▶ _Problem statement_
Restate the material word for word and leave out anything that is a picture.

- - - -

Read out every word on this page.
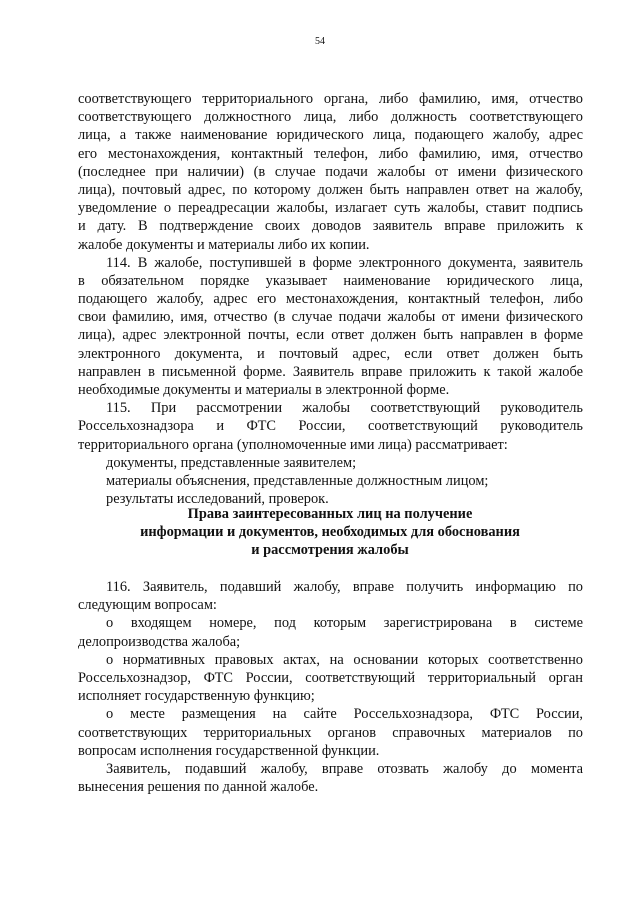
54
соответствующего территориального органа, либо фамилию, имя, отчество
соответствующего должностного лица, либо должность соответствующего
лица, а также наименование юридического лица, подающего жалобу, адрес
его местонахождения, контактный телефон, либо фамилию, имя, отчество
(последнее при наличии) (в случае подачи жалобы от имени физического
лица), почтовый адрес, по которому должен быть направлен ответ на жалобу,
уведомление о переадресации жалобы, излагает суть жалобы, ставит подпись
и дату. В подтверждение своих доводов заявитель вправе приложить к
жалобе документы и материалы либо их копии.
114. В жалобе, поступившей в форме электронного документа, заявитель
в обязательном порядке указывает наименование юридического лица,
подающего жалобу, адрес его местонахождения, контактный телефон, либо
свои фамилию, имя, отчество (в случае подачи жалобы от имени физического
лица), адрес электронной почты, если ответ должен быть направлен в форме
электронного документа, и почтовый адрес, если ответ должен быть
направлен в письменной форме. Заявитель вправе приложить к такой жалобе
необходимые документы и материалы в электронной форме.
115. При рассмотрении жалобы соответствующий руководитель
Россельхознадзора и ФТС России, соответствующий руководитель
территориального органа (уполномоченные ими лица) рассматривает:
документы, представленные заявителем;
материалы объяснения, представленные должностным лицом;
результаты исследований, проверок.
Права заинтересованных лиц на получение
информации и документов, необходимых для обоснования
и рассмотрения жалобы
116. Заявитель, подавший жалобу, вправе получить информацию по
следующим вопросам:
о входящем номере, под которым зарегистрирована в системе
делопроизводства жалоба;
о нормативных правовых актах, на основании которых соответственно
Россельхознадзор, ФТС России, соответствующий территориальный орган
исполняет государственную функцию;
о месте размещения на сайте Россельхознадзора, ФТС России,
соответствующих территориальных органов справочных материалов по
вопросам исполнения государственной функции.
Заявитель, подавший жалобу, вправе отозвать жалобу до момента
вынесения решения по данной жалобе.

- - - -

▶ _Result_
Read out every word on this page.
54
соответствующего территориального органа, либо фамилию, имя, отчество
соответствующего должностного лица, либо должность соответствующего
лица, а также наименование юридического лица, подающего жалобу, адрес
его местонахождения, контактный телефон, либо фамилию, имя, отчество
(последнее при наличии) (в случае подачи жалобы от имени физического
лица), почтовый адрес, по которому должен быть направлен ответ на жалобу,
уведомление о переадресации жалобы, излагает суть жалобы, ставит подпись
и дату. В подтверждение своих доводов заявитель вправе приложить к
жалобе документы и материалы либо их копии.
114. В жалобе, поступившей в форме электронного документа, заявитель
в обязательном порядке указывает наименование юридического лица,
подающего жалобу, адрес его местонахождения, контактный телефон, либо
свои фамилию, имя, отчество (в случае подачи жалобы от имени физического
лица), адрес электронной почты, если ответ должен быть направлен в форме
электронного документа, и почтовый адрес, если ответ должен быть
направлен в письменной форме. Заявитель вправе приложить к такой жалобе
необходимые документы и материалы в электронной форме.
115. При рассмотрении жалобы соответствующий руководитель
Россельхознадзора и ФТС России, соответствующий руководитель
территориального органа (уполномоченные ими лица) рассматривает:
документы, представленные заявителем;
материалы объяснения, представленные должностным лицом;
результаты исследований, проверок.
Права заинтересованных лиц на получение
информации и документов, необходимых для обоснования
и рассмотрения жалобы
116. Заявитель, подавший жалобу, вправе получить информацию по
следующим вопросам:
о входящем номере, под которым зарегистрирована в системе
делопроизводства жалоба;
о нормативных правовых актах, на основании которых соответственно
Россельхознадзор, ФТС России, соответствующий территориальный орган
исполняет государственную функцию;
о месте размещения на сайте Россельхознадзора, ФТС России,
соответствующих территориальных органов справочных материалов по
вопросам исполнения государственной функции.
Заявитель, подавший жалобу, вправе отозвать жалобу до момента
вынесения решения по данной жалобе.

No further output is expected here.